▶ _Written exercise_
Locate each line holding the string "ylabel" and copy it.

-- BEGIN Listing --

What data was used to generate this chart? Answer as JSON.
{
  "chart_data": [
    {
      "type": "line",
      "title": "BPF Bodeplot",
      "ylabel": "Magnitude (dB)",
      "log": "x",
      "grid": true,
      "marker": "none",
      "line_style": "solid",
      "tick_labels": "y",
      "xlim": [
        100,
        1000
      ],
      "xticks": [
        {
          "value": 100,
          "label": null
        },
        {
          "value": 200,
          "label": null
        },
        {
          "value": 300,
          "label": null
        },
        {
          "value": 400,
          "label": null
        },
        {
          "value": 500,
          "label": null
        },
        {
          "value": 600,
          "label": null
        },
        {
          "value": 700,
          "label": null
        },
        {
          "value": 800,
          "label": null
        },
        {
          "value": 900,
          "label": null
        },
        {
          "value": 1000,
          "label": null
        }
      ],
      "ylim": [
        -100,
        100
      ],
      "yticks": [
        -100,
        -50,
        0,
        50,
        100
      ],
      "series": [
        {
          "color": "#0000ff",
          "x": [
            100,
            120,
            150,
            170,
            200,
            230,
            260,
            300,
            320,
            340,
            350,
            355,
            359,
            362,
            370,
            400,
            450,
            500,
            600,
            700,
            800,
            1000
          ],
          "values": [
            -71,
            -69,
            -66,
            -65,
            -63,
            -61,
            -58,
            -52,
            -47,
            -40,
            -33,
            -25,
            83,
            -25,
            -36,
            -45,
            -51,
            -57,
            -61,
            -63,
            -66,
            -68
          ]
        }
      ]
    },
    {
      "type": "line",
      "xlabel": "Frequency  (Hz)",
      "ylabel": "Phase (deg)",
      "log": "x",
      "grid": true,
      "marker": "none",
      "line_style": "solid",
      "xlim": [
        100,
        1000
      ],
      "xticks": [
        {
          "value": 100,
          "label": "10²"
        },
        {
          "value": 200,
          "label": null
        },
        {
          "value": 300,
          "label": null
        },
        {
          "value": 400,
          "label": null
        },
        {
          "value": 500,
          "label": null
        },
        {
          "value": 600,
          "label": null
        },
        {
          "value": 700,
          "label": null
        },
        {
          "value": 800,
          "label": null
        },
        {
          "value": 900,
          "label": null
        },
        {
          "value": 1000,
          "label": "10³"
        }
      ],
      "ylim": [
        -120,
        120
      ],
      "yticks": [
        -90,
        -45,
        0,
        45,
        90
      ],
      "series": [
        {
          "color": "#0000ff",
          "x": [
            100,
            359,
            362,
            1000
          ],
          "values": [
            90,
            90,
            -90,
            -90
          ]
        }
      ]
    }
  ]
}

-- END Listing --

▶ _Exercise result_
      "ylabel": "Magnitude (dB)",
      "ylabel": "Phase (deg)",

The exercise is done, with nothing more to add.